Given entries =>

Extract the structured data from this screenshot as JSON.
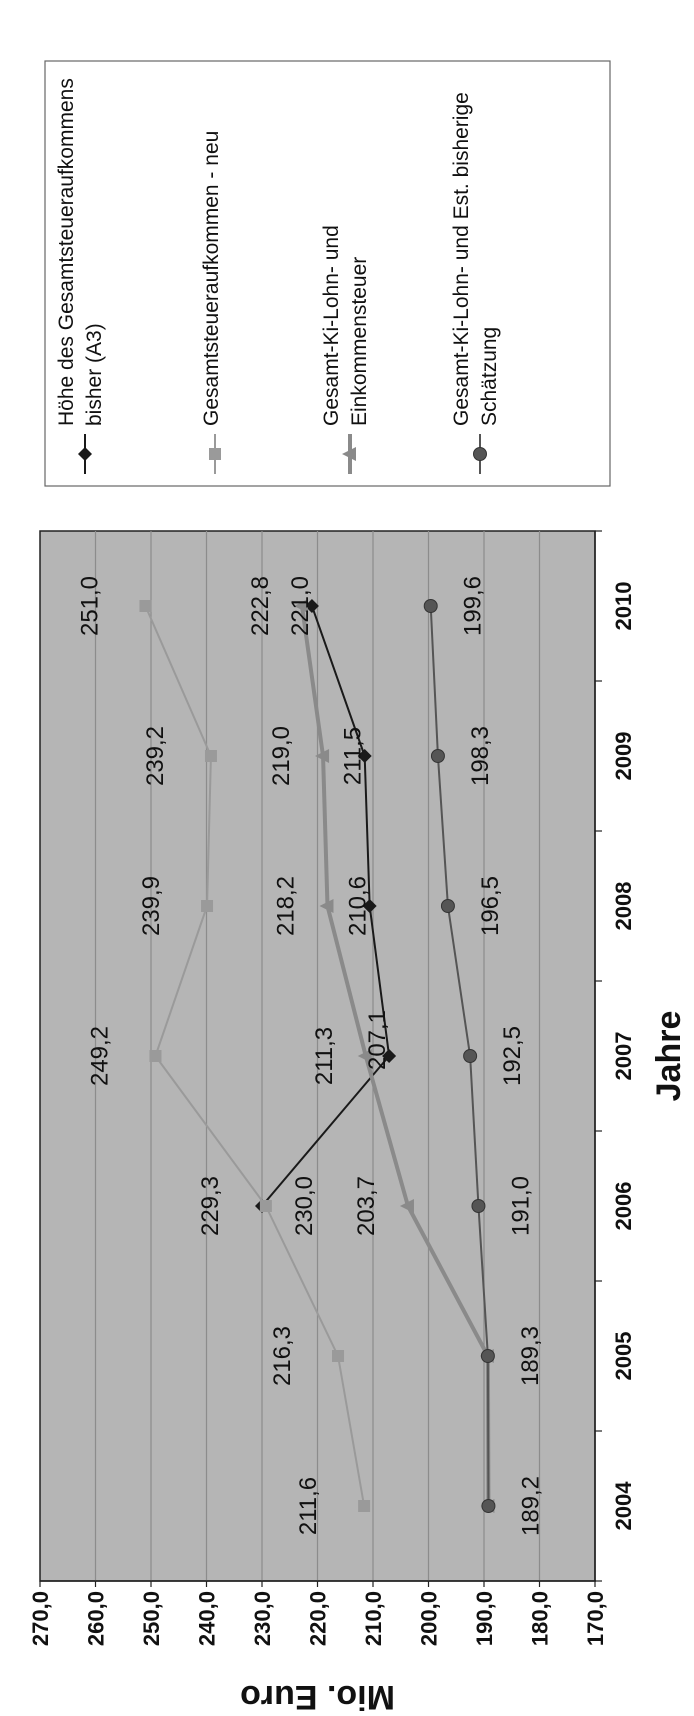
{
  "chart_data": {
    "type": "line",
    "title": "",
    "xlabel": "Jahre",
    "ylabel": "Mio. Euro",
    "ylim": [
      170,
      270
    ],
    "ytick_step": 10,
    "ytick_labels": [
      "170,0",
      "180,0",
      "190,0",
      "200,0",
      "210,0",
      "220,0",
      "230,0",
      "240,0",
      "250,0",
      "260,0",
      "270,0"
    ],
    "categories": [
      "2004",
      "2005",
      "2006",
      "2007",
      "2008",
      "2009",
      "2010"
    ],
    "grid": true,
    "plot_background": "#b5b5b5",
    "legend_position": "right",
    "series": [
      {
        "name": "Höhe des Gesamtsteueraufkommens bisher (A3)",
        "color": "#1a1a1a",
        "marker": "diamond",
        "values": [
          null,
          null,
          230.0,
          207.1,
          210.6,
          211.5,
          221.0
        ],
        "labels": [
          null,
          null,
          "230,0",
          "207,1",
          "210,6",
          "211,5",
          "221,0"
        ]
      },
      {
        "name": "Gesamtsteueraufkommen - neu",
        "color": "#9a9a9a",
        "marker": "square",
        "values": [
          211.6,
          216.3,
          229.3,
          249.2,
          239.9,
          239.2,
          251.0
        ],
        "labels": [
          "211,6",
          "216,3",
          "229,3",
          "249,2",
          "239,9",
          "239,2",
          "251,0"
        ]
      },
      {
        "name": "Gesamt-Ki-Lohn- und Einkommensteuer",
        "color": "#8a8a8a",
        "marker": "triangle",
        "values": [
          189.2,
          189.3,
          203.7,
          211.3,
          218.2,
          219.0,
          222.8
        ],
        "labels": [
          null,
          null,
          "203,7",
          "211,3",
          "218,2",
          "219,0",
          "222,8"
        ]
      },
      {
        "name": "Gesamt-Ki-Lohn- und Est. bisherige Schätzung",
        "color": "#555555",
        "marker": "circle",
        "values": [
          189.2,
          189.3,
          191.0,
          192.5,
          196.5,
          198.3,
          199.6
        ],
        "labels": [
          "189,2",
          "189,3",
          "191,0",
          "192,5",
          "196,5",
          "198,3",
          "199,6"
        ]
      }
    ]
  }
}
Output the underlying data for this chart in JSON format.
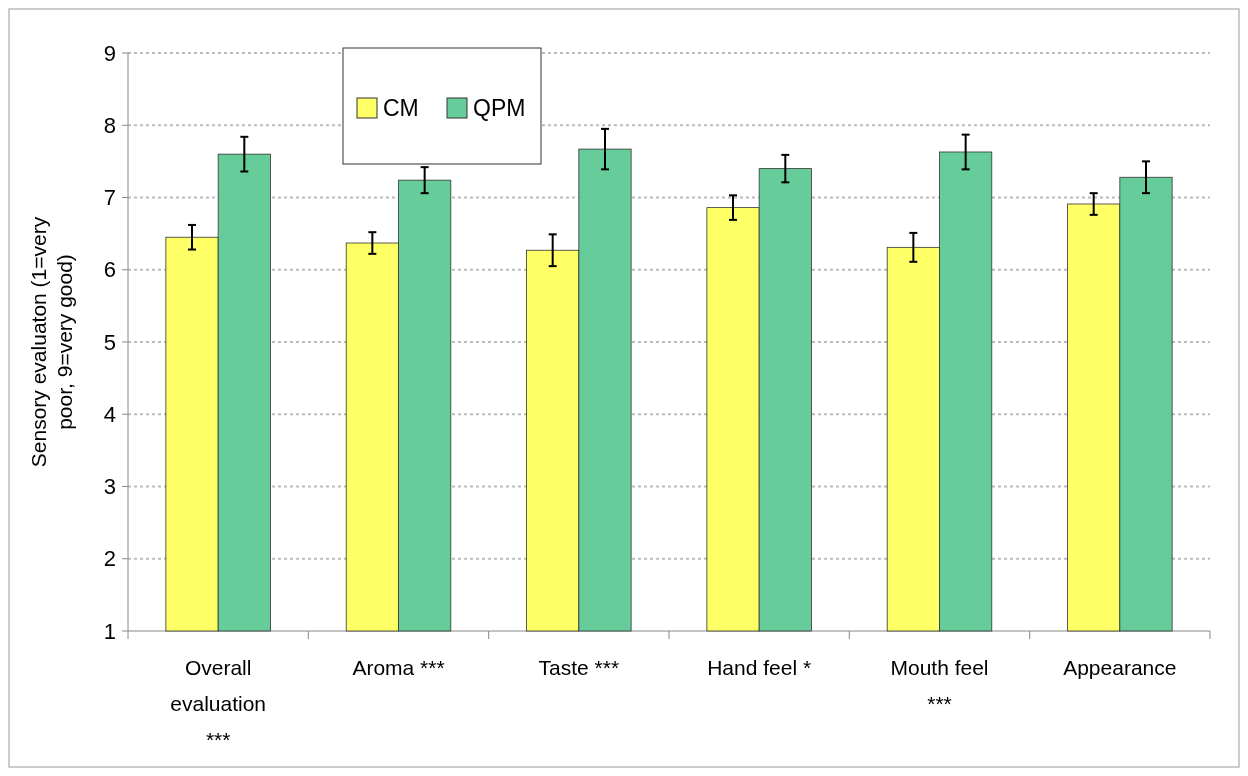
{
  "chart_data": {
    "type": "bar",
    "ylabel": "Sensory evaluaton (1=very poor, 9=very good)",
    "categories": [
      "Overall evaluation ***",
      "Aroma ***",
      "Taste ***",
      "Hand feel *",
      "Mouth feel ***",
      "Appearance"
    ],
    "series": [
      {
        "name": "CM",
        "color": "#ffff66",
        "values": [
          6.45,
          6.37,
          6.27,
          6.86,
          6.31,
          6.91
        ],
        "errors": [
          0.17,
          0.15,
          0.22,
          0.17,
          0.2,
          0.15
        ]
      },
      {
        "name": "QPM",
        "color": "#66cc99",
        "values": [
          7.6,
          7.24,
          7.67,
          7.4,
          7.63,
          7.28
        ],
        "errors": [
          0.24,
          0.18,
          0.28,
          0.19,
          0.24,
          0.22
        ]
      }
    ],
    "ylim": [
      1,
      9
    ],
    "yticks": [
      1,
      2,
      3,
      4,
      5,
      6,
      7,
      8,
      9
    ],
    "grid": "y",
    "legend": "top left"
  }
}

Problem to work on =>
Work out how many lines in the records above contain the word "JSON", and reply with that number alone.

Result for this exercise =>
2